• **What to do**: Extend the Defamer PartyWatch post on the L.A. Suite reception beyond its final caption by writing several more photo captions in the same tone.

• **Exercise passage**:
Content starts

Defamer PartyWatch: An 'L.A. Suite' Night At The Trop
The second installment of Defamer PartyWatch brings us to ground zero of many an inter-starlet, deck-chair-flinging, tabloid-baiting incident: poolside at the Hollywood Roosevelt Hotel, for a reception celebrating the premiere of music video director Marc Webb's short film, L.A. Suite. Staff photoslave Amy Rodrigue was again on hand to capture the scene, using the potent combination of her keen eye for composition and keen nose for free alcohol fumes to find people drunk enough not to notice they're being photographed for Defamer. (Should you care to have your party or event's guests photographed and preserved for all time on the blogowebosphere, you know where to send the invites: tips@defamer.com.) But enough introduction—images of those significantly more fabulous and less housebound than your editors follow after the jump:
The girl in the yellow shirt is from Australia, where we hear tight, yellow t-shirts bearing images of the Messiah are red-hot right now. Get yours before every celebutard at Kitson has one.
Would you mind undoing just one more shirt button for me, sweetheart? Daddy's hands are full of drinks.
A brief altercation broke out over who should've been awarded the gold medal in the party's Tightest White T-Shirt With Sharpie Scribbles On It event, but was ultimately settled when it was pointed out to the the gentleman on the right that his garment lacked the qualifying ink-work.
Believe it or not, these two guests are both in the same acting class—a fact which undermined the older man's pick-up line about being a very powerful Hollywood producer with the ability to make her a star. Also: She is not Katie Holmes. We checked.

Content ends

Structured page parsing data:
Content starts

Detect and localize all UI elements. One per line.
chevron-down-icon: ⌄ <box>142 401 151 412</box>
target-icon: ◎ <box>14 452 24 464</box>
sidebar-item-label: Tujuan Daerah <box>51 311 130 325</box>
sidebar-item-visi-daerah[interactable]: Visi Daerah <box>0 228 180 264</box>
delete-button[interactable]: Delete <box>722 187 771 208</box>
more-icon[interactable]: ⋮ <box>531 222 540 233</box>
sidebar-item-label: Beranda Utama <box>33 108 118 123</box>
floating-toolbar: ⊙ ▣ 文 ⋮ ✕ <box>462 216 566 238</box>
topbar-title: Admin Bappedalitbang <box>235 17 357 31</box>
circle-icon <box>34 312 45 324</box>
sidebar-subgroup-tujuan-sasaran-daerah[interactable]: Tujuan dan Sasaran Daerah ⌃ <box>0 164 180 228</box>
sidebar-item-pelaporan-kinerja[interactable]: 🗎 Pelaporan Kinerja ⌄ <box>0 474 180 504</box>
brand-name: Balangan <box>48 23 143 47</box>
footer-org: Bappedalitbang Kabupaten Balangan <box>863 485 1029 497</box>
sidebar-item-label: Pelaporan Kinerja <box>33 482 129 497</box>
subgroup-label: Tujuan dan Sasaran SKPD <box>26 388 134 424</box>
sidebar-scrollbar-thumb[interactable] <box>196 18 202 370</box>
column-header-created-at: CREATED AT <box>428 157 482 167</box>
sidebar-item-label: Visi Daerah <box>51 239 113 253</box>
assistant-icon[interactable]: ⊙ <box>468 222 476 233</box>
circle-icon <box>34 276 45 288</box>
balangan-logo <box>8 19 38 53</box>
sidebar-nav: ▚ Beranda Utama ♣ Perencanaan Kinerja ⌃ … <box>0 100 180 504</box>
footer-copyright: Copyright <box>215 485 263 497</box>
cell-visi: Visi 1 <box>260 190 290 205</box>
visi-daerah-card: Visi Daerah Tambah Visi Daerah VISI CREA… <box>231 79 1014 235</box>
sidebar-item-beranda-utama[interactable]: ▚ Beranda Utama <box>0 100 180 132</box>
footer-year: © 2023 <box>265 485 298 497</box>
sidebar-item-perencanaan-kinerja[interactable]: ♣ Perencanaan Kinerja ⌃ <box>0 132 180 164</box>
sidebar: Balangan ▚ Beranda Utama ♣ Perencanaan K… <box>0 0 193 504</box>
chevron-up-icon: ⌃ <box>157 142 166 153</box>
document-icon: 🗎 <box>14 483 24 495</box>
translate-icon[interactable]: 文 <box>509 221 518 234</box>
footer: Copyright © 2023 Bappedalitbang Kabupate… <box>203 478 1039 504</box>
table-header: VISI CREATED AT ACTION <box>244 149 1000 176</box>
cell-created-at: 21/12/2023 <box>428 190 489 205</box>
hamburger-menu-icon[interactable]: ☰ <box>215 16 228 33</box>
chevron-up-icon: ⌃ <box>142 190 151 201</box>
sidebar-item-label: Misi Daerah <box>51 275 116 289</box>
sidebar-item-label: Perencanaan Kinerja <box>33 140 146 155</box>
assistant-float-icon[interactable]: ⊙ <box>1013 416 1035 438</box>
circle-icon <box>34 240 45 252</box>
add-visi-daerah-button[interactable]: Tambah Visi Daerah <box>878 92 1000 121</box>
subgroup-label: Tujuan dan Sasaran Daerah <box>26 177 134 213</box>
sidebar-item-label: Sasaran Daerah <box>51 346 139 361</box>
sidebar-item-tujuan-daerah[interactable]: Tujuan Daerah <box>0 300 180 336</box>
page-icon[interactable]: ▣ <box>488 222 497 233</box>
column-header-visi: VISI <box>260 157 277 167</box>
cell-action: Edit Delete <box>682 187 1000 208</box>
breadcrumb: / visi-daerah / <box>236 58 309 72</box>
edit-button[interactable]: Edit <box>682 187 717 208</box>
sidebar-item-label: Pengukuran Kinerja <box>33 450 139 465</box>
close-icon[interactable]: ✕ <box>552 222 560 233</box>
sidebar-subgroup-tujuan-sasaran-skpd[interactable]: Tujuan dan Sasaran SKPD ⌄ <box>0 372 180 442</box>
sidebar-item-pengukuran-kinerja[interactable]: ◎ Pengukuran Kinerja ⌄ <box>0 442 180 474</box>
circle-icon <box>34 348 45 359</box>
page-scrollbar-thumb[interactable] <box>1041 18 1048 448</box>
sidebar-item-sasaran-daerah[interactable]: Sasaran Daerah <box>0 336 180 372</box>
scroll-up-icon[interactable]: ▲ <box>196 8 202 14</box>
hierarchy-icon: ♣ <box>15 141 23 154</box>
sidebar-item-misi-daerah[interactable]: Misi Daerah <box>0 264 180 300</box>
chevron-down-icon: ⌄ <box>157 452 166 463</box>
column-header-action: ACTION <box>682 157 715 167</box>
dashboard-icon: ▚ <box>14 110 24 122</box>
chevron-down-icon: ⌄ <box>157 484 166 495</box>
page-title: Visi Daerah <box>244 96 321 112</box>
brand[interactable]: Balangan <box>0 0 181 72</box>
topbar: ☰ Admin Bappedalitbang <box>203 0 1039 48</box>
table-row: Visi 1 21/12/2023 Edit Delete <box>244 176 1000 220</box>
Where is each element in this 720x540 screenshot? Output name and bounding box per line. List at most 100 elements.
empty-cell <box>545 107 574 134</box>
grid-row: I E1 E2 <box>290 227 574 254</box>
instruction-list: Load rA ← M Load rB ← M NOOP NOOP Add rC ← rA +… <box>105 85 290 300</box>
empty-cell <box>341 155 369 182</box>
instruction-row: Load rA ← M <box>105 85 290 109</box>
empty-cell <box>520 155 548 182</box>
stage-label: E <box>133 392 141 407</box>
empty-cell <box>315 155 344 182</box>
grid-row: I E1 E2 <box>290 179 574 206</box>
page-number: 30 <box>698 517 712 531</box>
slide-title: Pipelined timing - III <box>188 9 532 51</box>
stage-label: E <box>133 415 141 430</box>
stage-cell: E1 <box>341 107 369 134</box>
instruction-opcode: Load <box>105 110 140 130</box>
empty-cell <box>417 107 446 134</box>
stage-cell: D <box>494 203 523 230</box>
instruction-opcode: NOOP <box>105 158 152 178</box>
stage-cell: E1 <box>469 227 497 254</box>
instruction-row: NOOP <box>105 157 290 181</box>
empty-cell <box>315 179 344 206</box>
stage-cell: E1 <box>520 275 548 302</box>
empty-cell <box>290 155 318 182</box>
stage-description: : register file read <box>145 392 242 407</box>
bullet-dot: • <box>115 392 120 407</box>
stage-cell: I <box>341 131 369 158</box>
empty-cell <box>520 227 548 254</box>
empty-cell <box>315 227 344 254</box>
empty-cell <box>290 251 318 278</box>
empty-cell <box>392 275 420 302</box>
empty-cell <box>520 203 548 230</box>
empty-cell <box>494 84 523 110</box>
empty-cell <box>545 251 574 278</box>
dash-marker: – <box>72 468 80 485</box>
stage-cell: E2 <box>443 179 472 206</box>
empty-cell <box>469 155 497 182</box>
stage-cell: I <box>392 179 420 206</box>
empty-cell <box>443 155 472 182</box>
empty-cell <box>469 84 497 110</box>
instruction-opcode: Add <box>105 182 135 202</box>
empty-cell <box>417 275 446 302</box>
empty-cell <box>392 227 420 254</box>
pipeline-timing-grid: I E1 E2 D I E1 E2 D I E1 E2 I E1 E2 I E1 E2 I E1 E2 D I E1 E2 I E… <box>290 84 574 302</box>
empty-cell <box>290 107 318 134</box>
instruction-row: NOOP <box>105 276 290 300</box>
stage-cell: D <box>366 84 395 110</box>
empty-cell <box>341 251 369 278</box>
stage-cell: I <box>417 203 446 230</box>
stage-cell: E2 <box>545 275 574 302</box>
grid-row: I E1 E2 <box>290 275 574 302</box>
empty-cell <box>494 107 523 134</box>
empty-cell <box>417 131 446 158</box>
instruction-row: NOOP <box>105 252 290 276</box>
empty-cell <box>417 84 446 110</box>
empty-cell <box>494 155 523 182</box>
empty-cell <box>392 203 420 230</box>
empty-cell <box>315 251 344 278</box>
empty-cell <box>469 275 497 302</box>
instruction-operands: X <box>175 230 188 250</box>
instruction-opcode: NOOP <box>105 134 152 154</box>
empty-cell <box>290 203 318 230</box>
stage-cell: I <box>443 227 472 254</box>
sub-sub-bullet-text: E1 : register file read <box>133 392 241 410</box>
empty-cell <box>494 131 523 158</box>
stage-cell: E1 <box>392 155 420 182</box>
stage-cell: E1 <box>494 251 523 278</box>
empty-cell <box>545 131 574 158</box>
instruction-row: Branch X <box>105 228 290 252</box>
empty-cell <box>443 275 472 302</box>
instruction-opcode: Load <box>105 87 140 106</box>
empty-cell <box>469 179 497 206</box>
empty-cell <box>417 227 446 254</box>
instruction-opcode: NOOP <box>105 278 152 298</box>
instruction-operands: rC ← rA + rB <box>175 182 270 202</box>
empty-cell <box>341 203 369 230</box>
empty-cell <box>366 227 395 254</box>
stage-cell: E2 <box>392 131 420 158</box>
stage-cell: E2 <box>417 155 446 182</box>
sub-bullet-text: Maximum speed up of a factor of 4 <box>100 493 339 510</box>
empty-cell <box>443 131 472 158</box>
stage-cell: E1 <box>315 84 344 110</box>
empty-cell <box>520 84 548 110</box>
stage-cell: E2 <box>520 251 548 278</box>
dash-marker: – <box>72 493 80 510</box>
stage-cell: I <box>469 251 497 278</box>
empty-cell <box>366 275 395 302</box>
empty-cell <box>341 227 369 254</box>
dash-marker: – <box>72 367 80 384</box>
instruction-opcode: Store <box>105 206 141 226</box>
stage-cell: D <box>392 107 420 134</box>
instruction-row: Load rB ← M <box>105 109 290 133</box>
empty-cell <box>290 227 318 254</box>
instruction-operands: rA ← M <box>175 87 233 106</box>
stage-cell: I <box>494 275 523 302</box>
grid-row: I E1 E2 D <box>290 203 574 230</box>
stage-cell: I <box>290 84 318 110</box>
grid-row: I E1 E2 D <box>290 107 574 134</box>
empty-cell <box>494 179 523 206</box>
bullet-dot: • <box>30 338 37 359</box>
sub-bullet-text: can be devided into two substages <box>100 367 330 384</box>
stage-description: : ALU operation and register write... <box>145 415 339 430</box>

Content ends

• **Result below**:
L.A. Suite durector Marc Webb and a companion who may or may not be famous. We did not check.
This was not one of those occasions where hopping in the pool was considered especially cute, as the wet couple pictured was ejected by the nice men with the initimidating earpieces.
Yes, that really is Tia Carrere, whom you undoubtedly know from Wayne's World and, um...Wayne's World Begins?
Just after this photo was taken, three more blondes rushed into the frame to ensure that the proper blonde-to-brunette ratio was maintained, keeping the party in compliance with city ordinances.
Defamer PartyWatch Tip: Denim-covered male genitalia makes an excellent place to rest either your hands or your cold beer can!
Defamer PartyWatch Tip #2: Unexpectedly place your cold hand on the back of your companion right before a photographer snaps a picture for a split-second of fun!
Brittany Murphy wasn't at the party, but she was encountered on our photographer's trip back to her car, and was given just enough warning of the passing camera to have a publicist stage an impromptu autograph session for our benefit.